__Directive__:
The listing below should be printed exactly, every line of it. Skip the pictures.

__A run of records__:
====================

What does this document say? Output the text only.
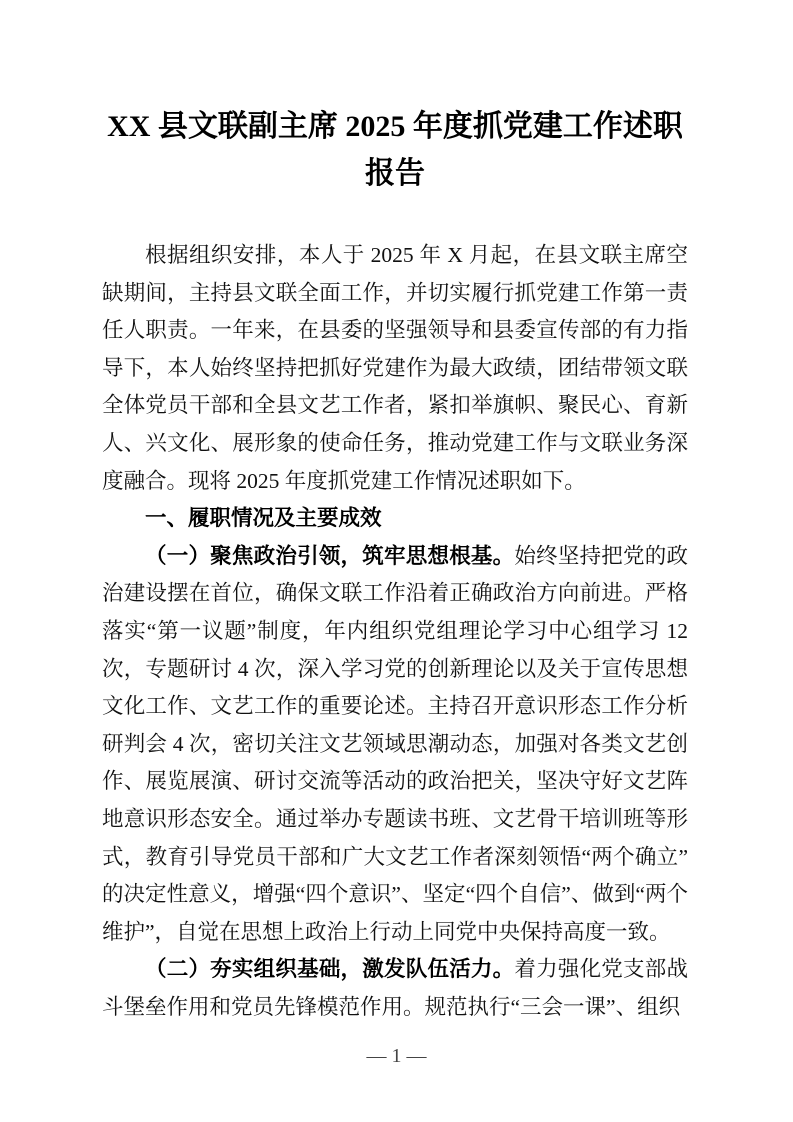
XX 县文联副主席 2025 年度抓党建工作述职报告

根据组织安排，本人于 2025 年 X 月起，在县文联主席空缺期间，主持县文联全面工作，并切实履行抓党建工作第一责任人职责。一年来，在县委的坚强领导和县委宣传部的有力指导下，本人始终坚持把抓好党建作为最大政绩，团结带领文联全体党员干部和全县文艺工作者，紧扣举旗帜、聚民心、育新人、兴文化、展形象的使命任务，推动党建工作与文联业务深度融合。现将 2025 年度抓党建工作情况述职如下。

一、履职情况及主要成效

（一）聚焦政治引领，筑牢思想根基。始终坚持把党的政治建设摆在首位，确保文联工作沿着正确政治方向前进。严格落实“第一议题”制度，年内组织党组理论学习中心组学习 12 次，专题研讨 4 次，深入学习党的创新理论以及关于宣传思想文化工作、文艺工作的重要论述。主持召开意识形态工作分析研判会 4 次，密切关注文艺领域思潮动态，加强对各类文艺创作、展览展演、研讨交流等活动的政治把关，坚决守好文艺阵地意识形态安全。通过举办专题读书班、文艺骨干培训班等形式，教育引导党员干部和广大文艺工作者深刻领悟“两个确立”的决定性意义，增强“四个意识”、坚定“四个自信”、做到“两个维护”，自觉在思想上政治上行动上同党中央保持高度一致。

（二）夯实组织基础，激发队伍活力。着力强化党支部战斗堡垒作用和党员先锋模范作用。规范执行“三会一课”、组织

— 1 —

====================

__Task output__:
What does this document say? Output the text only.
XX 县文联副主席 2025 年度抓党建工作述职报告

根据组织安排，本人于 2025 年 X 月起，在县文联主席空缺期间，主持县文联全面工作，并切实履行抓党建工作第一责任人职责。一年来，在县委的坚强领导和县委宣传部的有力指导下，本人始终坚持把抓好党建作为最大政绩，团结带领文联全体党员干部和全县文艺工作者，紧扣举旗帜、聚民心、育新人、兴文化、展形象的使命任务，推动党建工作与文联业务深度融合。现将 2025 年度抓党建工作情况述职如下。

一、履职情况及主要成效

（一）聚焦政治引领，筑牢思想根基。始终坚持把党的政治建设摆在首位，确保文联工作沿着正确政治方向前进。严格落实“第一议题”制度，年内组织党组理论学习中心组学习 12 次，专题研讨 4 次，深入学习党的创新理论以及关于宣传思想文化工作、文艺工作的重要论述。主持召开意识形态工作分析研判会 4 次，密切关注文艺领域思潮动态，加强对各类文艺创作、展览展演、研讨交流等活动的政治把关，坚决守好文艺阵地意识形态安全。通过举办专题读书班、文艺骨干培训班等形式，教育引导党员干部和广大文艺工作者深刻领悟“两个确立”的决定性意义，增强“四个意识”、坚定“四个自信”、做到“两个维护”，自觉在思想上政治上行动上同党中央保持高度一致。

（二）夯实组织基础，激发队伍活力。着力强化党支部战斗堡垒作用和党员先锋模范作用。规范执行“三会一课”、组织

— 1 —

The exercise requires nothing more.